# WORK TO BE COMPLETED
In the passage below on who must pay the commission, copy the portion that starts at the words "[69] Mr. Sadr" and stops after "as management fees.". Replace "nominal owner" with "registered owner" each time it appears.

# DOCUMENT EXCERPT
[start]
Issue 3: If a commission is payable to the plaintiffs/Mr. Hurst on the sale of the commercial property, who is liable to pay it?
[67] The defendants submit that Great Lands (Halton Hills) was the owner of the land and should therefore be liable for any commission owing. Mr. Sadr testified that the proceeds from the sale did not remain in Great Lands (Halton Hills) but immediately following the sale, were reallocated to other Great Lands corporations. The evidence is that Mr. Sadr is the sole shareholder, director and officer of all of the Great Lands corporations.
[68] At trial Mr. Sadr confirmed that every decision of any consequence concerning any Great Lands corporation is his decision alone. He alone decides on the acceptable sale price for a property and how the sale proceeds will be allocated within the corporate group of companies. Mr. Sadr testified that the proceeds from the sale of the commercial property were extracted from Great Lands (Halton Hills) immediately following the sale and reallocated in his absolute discretion. Given Mr. Sadr’s control and wide discretion with regard to the Great Lands group of companies, it can be said that the companies do not operate at arm’s length. Mr. Sadr is the directing mind of all of them. When Mr. Sadr decided, in his absolute discretion, to deny Mr. Hurst a commission for bringing the purchaser of the commercial property to the defendants, Mr. Sadr breached the May 1, 2013 agreement. He resiled from his own binding offer to pay a 5% commission. He also induced the breach of the agreement by Great Lands Corporation.
[69] Mr. Sadr testified that some of the sale proceeds were used to pay management fees paid to the nominal owner of the property. Management, in the context of the Great Lands Corporation group of companies, would include the one person responsible for all major decisions within the group, namely, Mr. Sadr. He denied having received any management fees, but his acknowledgement that the nominal owner of the property (Great Lands HH) was responsible for paying management fees leads to the conclusion that he would have received a share of the sale proceeds as management fees.
[end]
# PROVIDED MATERIAL
[start]
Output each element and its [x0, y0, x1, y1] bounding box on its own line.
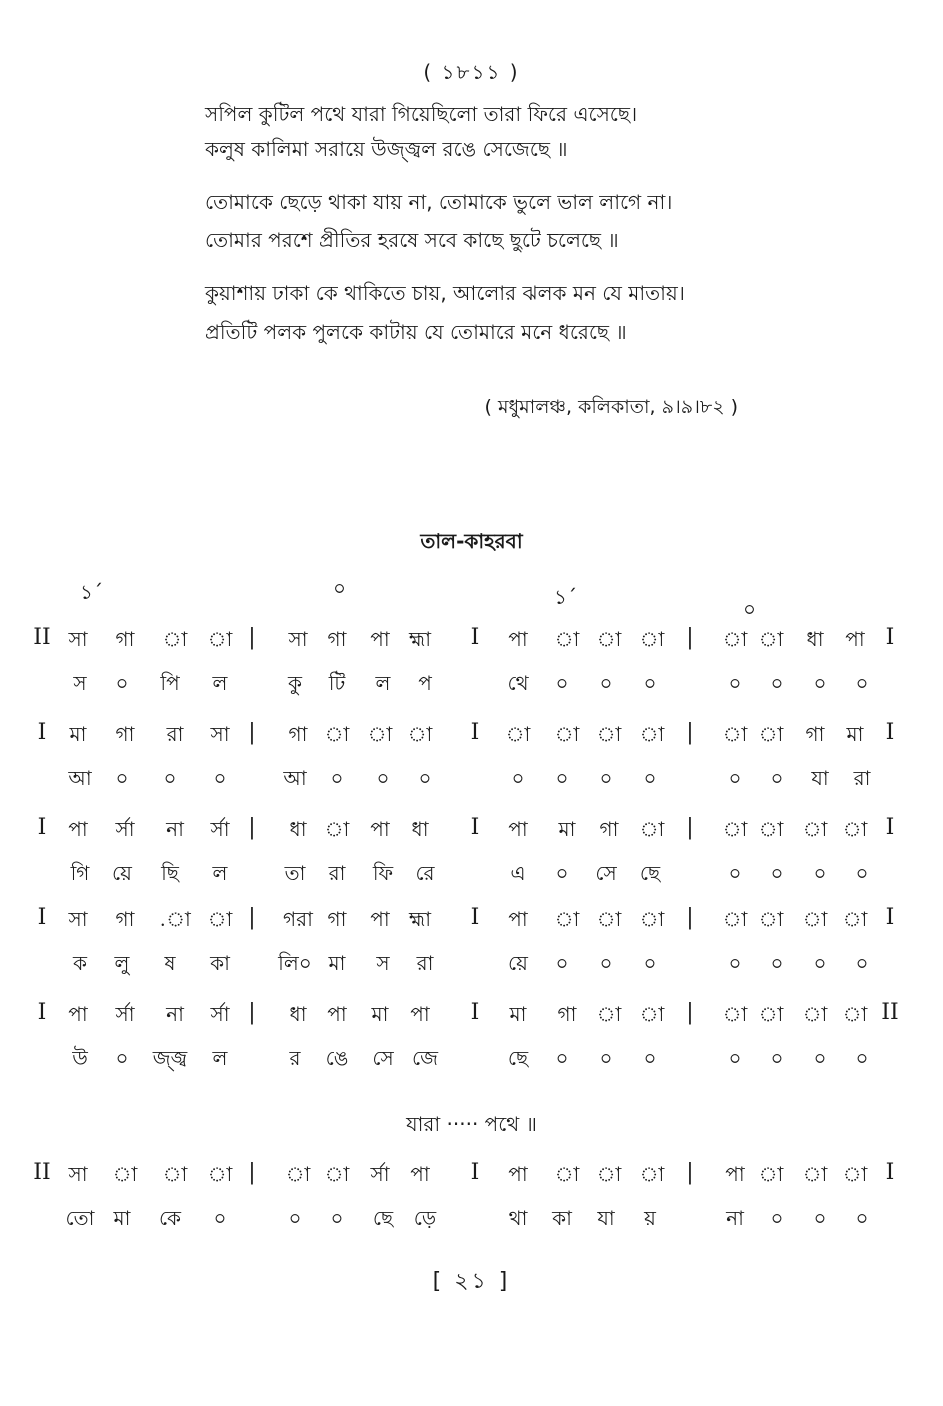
swara-note: না [166, 817, 184, 841]
refrain-line: যারা ····· পথে ॥ [406, 1112, 537, 1136]
swara-note: া [554, 722, 580, 746]
bar-line: | [248, 1000, 256, 1025]
swara-note: া [207, 627, 233, 651]
swara-note: া [842, 1002, 868, 1026]
swara-note: া [639, 722, 665, 746]
bar-line: | [248, 625, 256, 650]
lyric-syllable: সে [372, 1046, 394, 1070]
lyric-syllable: ০ [728, 1046, 742, 1070]
swara-note: র্সা [210, 1002, 230, 1026]
swara-note: মা [69, 722, 87, 746]
swara-note: গা [288, 722, 308, 746]
swara-note: া [722, 722, 748, 746]
lyric-syllable: ০ [643, 1046, 657, 1070]
tala-marker: ১´ [80, 580, 103, 604]
swara-note: পা [370, 907, 390, 931]
bar-line: | [686, 1000, 694, 1025]
swara-note: ধা [806, 627, 824, 651]
swara-note: া [112, 1162, 138, 1186]
lyric-syllable: স [376, 951, 390, 975]
lyric-syllable: সে [595, 861, 617, 885]
lyric-syllable: থে [507, 671, 529, 695]
lyric-syllable: ০ [813, 1206, 827, 1230]
lyric-syllable: ষ [164, 951, 176, 975]
swara-note: া [758, 817, 784, 841]
swara-note: মা [846, 722, 864, 746]
swara-note: গা [557, 1002, 577, 1026]
bar-line: | [686, 1160, 694, 1185]
lyric-syllable: ০ [855, 1206, 869, 1230]
page-number: [ ২১ ] [432, 1269, 511, 1294]
swara-note: পা [68, 1002, 88, 1026]
bar-line: | [248, 1160, 256, 1185]
lyric-syllable: ছে [507, 1046, 529, 1070]
lyric-syllable: ০ [813, 861, 827, 885]
bar-line: I [885, 815, 895, 840]
swara-note: পা [725, 1162, 745, 1186]
swara-note: পা [327, 1002, 347, 1026]
swara-note: ধা [289, 817, 307, 841]
swara-note: া [505, 722, 531, 746]
lyric-syllable: ০ [813, 1046, 827, 1070]
bar-line: II [33, 625, 51, 650]
lyric-syllable: ০ [770, 766, 784, 790]
lyric-syllable: রা [328, 861, 346, 885]
lyric-syllable: প [418, 671, 432, 695]
lyric-syllable: ০ [555, 1046, 569, 1070]
notation-row [0, 625, 943, 705]
bar-line: I [37, 815, 47, 840]
lyric-syllable: য়ে [112, 861, 132, 885]
lyric-syllable: কে [158, 1206, 182, 1230]
lyric-syllable: ফি [372, 861, 394, 885]
lyric-syllable: আ [68, 766, 92, 790]
lyric-syllable: ০ [643, 671, 657, 695]
swara-note: র্সা [370, 1162, 390, 1186]
lyric-syllable: ০ [770, 671, 784, 695]
lyric-syllable: ০ [643, 766, 657, 790]
swara-note: া [758, 1002, 784, 1026]
swara-note: সা [288, 627, 308, 651]
lyric-syllable: ০ [855, 671, 869, 695]
lyric-syllable: জ্জ্ব [152, 1046, 188, 1070]
lyric-syllable: জে [411, 1046, 439, 1070]
lyric-syllable: য় [644, 1206, 656, 1230]
lyric-syllable: তো [65, 1206, 95, 1230]
swara-note: গা [115, 627, 135, 651]
lyric-syllable: ০ [555, 766, 569, 790]
swara-note: া [367, 722, 393, 746]
lyric-syllable: ০ [599, 951, 613, 975]
bar-line: | [686, 815, 694, 840]
lyric-syllable: ০ [418, 766, 432, 790]
lyric-syllable: রে [415, 861, 435, 885]
swara-note: া [842, 1162, 868, 1186]
bar-line: I [885, 1160, 895, 1185]
lyric-syllable: না [726, 1206, 744, 1230]
lyric-syllable: যা [811, 766, 829, 790]
lyric-syllable: ০ [115, 766, 129, 790]
notation-row [0, 905, 943, 985]
swara-note: া [285, 1162, 311, 1186]
bar-line: | [686, 625, 694, 650]
swara-note: া [722, 1002, 748, 1026]
lyric-syllable: ০ [855, 1046, 869, 1070]
bar-line: | [686, 905, 694, 930]
lyric-syllable: ছে [372, 1206, 394, 1230]
swara-note: মা [509, 1002, 527, 1026]
lyric-syllable: আ [283, 766, 307, 790]
notation-row [0, 815, 943, 895]
swara-note: া [324, 1162, 350, 1186]
swara-note: া [207, 1162, 233, 1186]
lyric-syllable: ০ [643, 951, 657, 975]
tala-marker: ০ [743, 597, 757, 621]
page-header: ( ১৮১১ ) [423, 60, 520, 84]
lyric-syllable: ঙে [325, 1046, 349, 1070]
lyric-syllable: কা [210, 951, 230, 975]
swara-note: া [407, 722, 433, 746]
swara-note: া [842, 907, 868, 931]
lyric-syllable: ০ [813, 671, 827, 695]
swara-note: া [722, 907, 748, 931]
swara-note: া [842, 817, 868, 841]
swara-note: া [758, 907, 784, 931]
swara-note: পা [370, 817, 390, 841]
swara-note: ধা [289, 1002, 307, 1026]
bar-line: | [248, 905, 256, 930]
swara-note: া [162, 627, 188, 651]
swara-note: ধা [411, 817, 429, 841]
notation-row [0, 1160, 943, 1240]
lyric-syllable: ০ [728, 861, 742, 885]
tala-marker: ০ [333, 576, 347, 600]
swara-note: গা [327, 627, 347, 651]
lyric-syllable: মা [328, 951, 346, 975]
swara-note: পা [845, 627, 865, 651]
lyric-syllable: পি [160, 671, 180, 695]
bar-line: II [33, 1160, 51, 1185]
lyric-syllable: ০ [770, 1206, 784, 1230]
lyric-syllable: র [289, 1046, 301, 1070]
swara-note: গা [599, 817, 619, 841]
swara-note: া [758, 627, 784, 651]
swara-note: া [162, 1162, 188, 1186]
bar-line: I [470, 625, 480, 650]
lyric-syllable: মা [113, 1206, 131, 1230]
swara-note: া [207, 907, 233, 931]
notation-row [0, 1000, 943, 1080]
lyric-syllable: ০ [728, 671, 742, 695]
swara-note: া [802, 1002, 828, 1026]
lyric-syllable: কা [552, 1206, 572, 1230]
swara-note: গরা [283, 907, 313, 931]
swara-note: া [802, 817, 828, 841]
poem-line: তোমার পরশে প্রীতির হরষে সবে কাছে ছুটে চলেছে ॥ [205, 228, 619, 252]
bar-line: I [37, 1000, 47, 1025]
lyric-syllable: ০ [555, 861, 569, 885]
lyric-syllable: ০ [555, 671, 569, 695]
bar-line: II [881, 1000, 899, 1025]
swara-note: পা [508, 627, 528, 651]
bar-line: I [470, 720, 480, 745]
lyric-syllable: য়ে [508, 951, 528, 975]
bar-line: I [470, 905, 480, 930]
bar-line: | [686, 720, 694, 745]
lyric-syllable: ০ [728, 951, 742, 975]
lyric-syllable: যা [597, 1206, 615, 1230]
lyric-syllable: ০ [855, 951, 869, 975]
lyric-syllable: ০ [813, 951, 827, 975]
swara-note: সা [68, 627, 88, 651]
lyric-syllable: ল [212, 671, 228, 695]
swara-note: া [758, 1162, 784, 1186]
swara-note: হ্মা [408, 627, 432, 651]
lyric-syllable: ০ [599, 671, 613, 695]
bar-line: I [470, 1160, 480, 1185]
lyric-syllable: গি [70, 861, 90, 885]
lyric-syllable: টি [328, 671, 346, 695]
swara-note: া [554, 907, 580, 931]
swara-note: না [166, 1002, 184, 1026]
poem-line: প্রতিটি পলক পুলকে কাটায় যে তোমারে মনে ধরেছে ॥ [205, 320, 627, 344]
swara-note: া [324, 722, 350, 746]
lyric-syllable: লু [114, 951, 130, 975]
lyric-syllable: ০ [213, 766, 227, 790]
lyric-syllable: এ [510, 861, 526, 885]
swara-note: া [639, 817, 665, 841]
bar-line: I [470, 815, 480, 840]
swara-note: া [802, 907, 828, 931]
swara-note: া [639, 1162, 665, 1186]
swara-note: গা [327, 907, 347, 931]
swara-note: া [639, 1002, 665, 1026]
swara-note: সা [68, 1162, 88, 1186]
tala-marker: ১´ [554, 585, 577, 609]
swara-note: র্সা [115, 1002, 135, 1026]
lyric-syllable: রা [416, 951, 434, 975]
swara-note: মা [558, 817, 576, 841]
lyric-syllable: লি০ [278, 951, 312, 975]
swara-note: া [596, 722, 622, 746]
lyric-syllable: ০ [770, 951, 784, 975]
lyric-syllable: ০ [376, 766, 390, 790]
poem-credit: ( মধুমালঞ্চ, কলিকাতা, ৯।৯।৮২ ) [484, 396, 738, 418]
lyric-syllable: ০ [599, 1046, 613, 1070]
swara-note: া [639, 627, 665, 651]
lyric-syllable: ০ [213, 1206, 227, 1230]
bar-line: I [885, 905, 895, 930]
swara-note: া [722, 627, 748, 651]
swara-note: পা [508, 817, 528, 841]
lyric-syllable: ০ [855, 861, 869, 885]
swara-note: া [596, 627, 622, 651]
swara-note: পা [508, 907, 528, 931]
poem-line: তোমাকে ছেড়ে থাকা যায় না, তোমাকে ভুলে ভাল লাগে না। [205, 190, 673, 214]
swara-note: া [554, 1162, 580, 1186]
lyric-syllable: ০ [770, 1046, 784, 1070]
lyric-syllable: ছে [639, 861, 661, 885]
lyric-syllable: ০ [728, 766, 742, 790]
tala-title: তাল-কাহরবা [420, 529, 523, 553]
lyric-syllable: রা [853, 766, 871, 790]
lyric-syllable: ল [375, 671, 391, 695]
lyric-syllable: ০ [599, 766, 613, 790]
bar-line: | [248, 720, 256, 745]
lyric-syllable: স [73, 671, 87, 695]
swara-note: া [324, 817, 350, 841]
lyric-syllable: ০ [163, 766, 177, 790]
swara-note: া [722, 817, 748, 841]
lyric-syllable: ল [212, 1046, 228, 1070]
swara-note: া [802, 1162, 828, 1186]
swara-note: পা [68, 817, 88, 841]
swara-note: গা [115, 907, 135, 931]
swara-note: পা [370, 627, 390, 651]
bar-line: I [885, 625, 895, 650]
lyric-syllable: ০ [770, 861, 784, 885]
swara-note: র্সা [210, 817, 230, 841]
poem-line: কলুষ কালিমা সরায়ে উজ্জ্বল রঙে সেজেছে ॥ [205, 137, 568, 161]
lyric-syllable: ছি [161, 861, 179, 885]
bar-line: I [37, 905, 47, 930]
swara-note: া [758, 722, 784, 746]
bar-line: I [885, 720, 895, 745]
lyric-syllable: ০ [288, 1206, 302, 1230]
lyric-syllable: কু [288, 671, 302, 695]
swara-note: .া [159, 907, 191, 931]
swara-note: সা [68, 907, 88, 931]
lyric-syllable: ০ [555, 951, 569, 975]
lyric-syllable: তা [284, 861, 306, 885]
swara-note: া [639, 907, 665, 931]
bar-line: I [37, 720, 47, 745]
lyric-syllable: থা [508, 1206, 528, 1230]
lyric-syllable: ০ [115, 1046, 129, 1070]
swara-note: হ্মা [408, 907, 432, 931]
swara-note: র্সা [115, 817, 135, 841]
swara-note: মা [371, 1002, 389, 1026]
swara-note: পা [410, 1002, 430, 1026]
lyric-syllable: ল [212, 861, 228, 885]
swara-note: া [596, 907, 622, 931]
lyric-syllable: ড়ে [413, 1206, 437, 1230]
notation-row [0, 720, 943, 800]
lyric-syllable: ০ [511, 766, 525, 790]
swara-note: গা [115, 722, 135, 746]
swara-note: া [596, 1162, 622, 1186]
swara-note: া [554, 627, 580, 651]
swara-note: গা [805, 722, 825, 746]
lyric-syllable: ০ [330, 766, 344, 790]
bar-line: | [248, 815, 256, 840]
bar-line: I [470, 1000, 480, 1025]
poem-line: সপিল কুটিল পথে যারা গিয়েছিলো তারা ফিরে এসেছে। [205, 102, 638, 126]
lyric-syllable: উ [72, 1046, 88, 1070]
swara-note: া [596, 1002, 622, 1026]
swara-note: পা [410, 1162, 430, 1186]
swara-note: পা [508, 1162, 528, 1186]
swara-note: সা [210, 722, 230, 746]
lyric-syllable: ০ [330, 1206, 344, 1230]
lyric-syllable: ০ [115, 671, 129, 695]
lyric-syllable: ক [73, 951, 87, 975]
swara-note: রা [166, 722, 184, 746]
poem-line: কুয়াশায় ঢাকা কে থাকিতে চায়, আলোর ঝলক মন যে মাতায়। [205, 281, 685, 305]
[end]
# RESULT OF THIS EXERCISE
[69] Mr. Sadr testified that some of the sale proceeds were used to pay management fees paid to the registered owner of the property. Management, in the context of the Great Lands Corporation group of companies, would include the one person responsible for all major decisions within the group, namely, Mr. Sadr. He denied having received any management fees, but his acknowledgement that the registered owner of the property (Great Lands HH) was responsible for paying management fees leads to the conclusion that he would have received a share of the sale proceeds as management fees.